INSTRUCTIONS TO FOLLOW:
Seek out every line containing the word "చనలన", and copy each.

-- begin SUPPLIED DATA --

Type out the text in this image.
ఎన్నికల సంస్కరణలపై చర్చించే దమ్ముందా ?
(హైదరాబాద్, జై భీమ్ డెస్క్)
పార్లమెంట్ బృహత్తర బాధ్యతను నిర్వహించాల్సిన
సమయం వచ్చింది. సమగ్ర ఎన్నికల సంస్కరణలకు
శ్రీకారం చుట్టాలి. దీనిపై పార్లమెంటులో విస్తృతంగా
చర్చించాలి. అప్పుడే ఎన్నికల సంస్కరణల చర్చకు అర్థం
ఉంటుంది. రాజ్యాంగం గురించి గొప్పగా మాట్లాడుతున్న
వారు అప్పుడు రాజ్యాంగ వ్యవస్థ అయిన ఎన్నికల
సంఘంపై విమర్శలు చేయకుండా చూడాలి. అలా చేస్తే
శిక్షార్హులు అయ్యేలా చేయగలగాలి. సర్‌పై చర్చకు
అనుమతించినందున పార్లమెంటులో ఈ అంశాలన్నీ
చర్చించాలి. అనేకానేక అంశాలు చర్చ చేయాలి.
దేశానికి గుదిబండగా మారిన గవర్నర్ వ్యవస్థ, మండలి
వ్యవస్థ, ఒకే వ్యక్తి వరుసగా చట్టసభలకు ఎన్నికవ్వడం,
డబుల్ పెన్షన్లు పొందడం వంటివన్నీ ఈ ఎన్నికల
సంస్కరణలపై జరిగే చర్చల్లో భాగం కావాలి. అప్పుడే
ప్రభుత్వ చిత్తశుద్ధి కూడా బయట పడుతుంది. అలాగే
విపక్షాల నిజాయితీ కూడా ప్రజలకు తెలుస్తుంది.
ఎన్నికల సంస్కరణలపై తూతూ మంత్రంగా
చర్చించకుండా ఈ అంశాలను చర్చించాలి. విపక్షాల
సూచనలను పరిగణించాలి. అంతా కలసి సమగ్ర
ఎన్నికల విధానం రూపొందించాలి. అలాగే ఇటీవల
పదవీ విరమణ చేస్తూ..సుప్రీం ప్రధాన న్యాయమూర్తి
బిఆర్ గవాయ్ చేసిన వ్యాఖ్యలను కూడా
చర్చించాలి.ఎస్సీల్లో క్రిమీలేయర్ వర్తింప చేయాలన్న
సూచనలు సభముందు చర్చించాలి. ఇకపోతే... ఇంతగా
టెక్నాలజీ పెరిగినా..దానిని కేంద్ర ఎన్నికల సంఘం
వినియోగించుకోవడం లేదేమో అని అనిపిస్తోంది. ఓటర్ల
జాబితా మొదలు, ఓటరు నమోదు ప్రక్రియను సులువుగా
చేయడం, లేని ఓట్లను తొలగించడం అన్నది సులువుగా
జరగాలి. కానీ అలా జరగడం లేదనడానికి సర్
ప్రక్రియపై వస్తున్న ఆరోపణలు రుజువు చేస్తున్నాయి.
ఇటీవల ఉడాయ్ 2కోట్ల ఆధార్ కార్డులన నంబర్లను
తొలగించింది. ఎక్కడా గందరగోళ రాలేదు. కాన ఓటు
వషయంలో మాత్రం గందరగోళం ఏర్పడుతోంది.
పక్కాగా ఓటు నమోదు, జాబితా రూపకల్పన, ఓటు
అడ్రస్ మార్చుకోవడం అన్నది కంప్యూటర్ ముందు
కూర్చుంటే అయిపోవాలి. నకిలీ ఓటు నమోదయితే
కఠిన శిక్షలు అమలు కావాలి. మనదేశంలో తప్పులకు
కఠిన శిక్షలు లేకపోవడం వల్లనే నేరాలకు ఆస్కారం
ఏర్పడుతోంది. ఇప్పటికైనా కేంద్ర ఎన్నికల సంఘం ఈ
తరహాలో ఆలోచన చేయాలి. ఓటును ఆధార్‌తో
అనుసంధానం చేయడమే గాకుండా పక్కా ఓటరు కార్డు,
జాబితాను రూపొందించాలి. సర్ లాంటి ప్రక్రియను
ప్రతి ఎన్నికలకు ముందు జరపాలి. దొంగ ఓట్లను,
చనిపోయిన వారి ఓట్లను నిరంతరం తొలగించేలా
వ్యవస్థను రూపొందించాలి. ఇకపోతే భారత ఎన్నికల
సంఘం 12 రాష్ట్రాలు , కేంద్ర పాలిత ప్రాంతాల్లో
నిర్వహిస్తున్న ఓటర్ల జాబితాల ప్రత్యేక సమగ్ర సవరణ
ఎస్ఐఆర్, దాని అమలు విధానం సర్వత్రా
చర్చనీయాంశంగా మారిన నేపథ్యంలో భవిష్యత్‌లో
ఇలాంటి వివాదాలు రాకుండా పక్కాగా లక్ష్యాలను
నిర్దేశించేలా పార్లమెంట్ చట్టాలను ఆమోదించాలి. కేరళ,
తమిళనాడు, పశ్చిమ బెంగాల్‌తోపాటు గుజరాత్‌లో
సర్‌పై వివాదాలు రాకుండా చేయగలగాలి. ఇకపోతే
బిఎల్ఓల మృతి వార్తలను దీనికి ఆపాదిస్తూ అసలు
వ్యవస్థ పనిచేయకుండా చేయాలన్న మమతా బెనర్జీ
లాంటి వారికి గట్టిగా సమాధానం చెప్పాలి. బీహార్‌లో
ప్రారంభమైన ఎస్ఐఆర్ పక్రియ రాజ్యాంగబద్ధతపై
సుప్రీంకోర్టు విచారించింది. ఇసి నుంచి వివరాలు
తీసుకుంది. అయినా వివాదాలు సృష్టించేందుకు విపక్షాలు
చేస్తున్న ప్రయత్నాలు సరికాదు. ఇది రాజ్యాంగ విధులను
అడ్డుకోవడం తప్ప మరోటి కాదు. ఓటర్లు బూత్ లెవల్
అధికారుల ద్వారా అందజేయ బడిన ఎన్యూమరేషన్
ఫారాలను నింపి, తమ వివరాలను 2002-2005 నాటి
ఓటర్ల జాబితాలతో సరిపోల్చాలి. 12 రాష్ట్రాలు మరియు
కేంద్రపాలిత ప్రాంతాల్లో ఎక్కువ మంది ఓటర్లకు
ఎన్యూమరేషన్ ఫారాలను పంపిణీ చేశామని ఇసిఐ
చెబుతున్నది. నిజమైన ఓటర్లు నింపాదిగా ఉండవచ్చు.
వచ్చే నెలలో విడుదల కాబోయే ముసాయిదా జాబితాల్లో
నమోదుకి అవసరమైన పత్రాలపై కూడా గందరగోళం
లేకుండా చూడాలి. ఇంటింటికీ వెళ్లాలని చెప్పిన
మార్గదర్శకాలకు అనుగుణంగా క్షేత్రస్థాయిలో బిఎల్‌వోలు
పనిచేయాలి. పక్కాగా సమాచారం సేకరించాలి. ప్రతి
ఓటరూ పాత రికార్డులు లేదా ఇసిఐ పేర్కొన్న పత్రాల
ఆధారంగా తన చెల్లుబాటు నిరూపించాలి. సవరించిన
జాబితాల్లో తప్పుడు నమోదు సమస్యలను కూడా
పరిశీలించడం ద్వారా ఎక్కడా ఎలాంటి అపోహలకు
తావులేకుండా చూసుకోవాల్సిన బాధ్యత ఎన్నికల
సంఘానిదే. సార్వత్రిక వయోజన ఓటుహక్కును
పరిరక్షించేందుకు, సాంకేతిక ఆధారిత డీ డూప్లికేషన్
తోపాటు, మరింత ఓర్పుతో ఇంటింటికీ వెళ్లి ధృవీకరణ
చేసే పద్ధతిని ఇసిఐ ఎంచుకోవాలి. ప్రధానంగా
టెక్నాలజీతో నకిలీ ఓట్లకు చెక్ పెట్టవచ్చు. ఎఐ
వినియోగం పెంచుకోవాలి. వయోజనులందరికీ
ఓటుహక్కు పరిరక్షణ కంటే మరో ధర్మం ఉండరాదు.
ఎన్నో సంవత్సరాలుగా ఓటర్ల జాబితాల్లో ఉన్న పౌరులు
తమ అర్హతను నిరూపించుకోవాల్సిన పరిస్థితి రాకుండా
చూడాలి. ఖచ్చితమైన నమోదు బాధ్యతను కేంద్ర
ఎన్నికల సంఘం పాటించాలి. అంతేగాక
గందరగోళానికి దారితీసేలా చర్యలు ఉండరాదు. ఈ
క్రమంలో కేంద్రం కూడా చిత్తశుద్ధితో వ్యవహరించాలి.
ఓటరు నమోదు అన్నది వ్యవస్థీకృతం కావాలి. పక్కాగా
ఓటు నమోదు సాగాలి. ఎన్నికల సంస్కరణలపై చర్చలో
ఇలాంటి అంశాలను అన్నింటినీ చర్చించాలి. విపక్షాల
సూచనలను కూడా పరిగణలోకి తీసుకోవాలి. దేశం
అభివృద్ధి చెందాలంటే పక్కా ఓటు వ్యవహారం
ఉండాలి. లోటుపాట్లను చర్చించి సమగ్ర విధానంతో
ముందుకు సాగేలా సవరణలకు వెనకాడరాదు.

-- end SUPPLIED DATA --

ANSWER TO THIS TASK:
సూచనలను పరిగణించాలి. అంతా కలసి సమగ్ర
సూచనలను కూడా పరిగణలోకి తీసుకోవాలి. దేశం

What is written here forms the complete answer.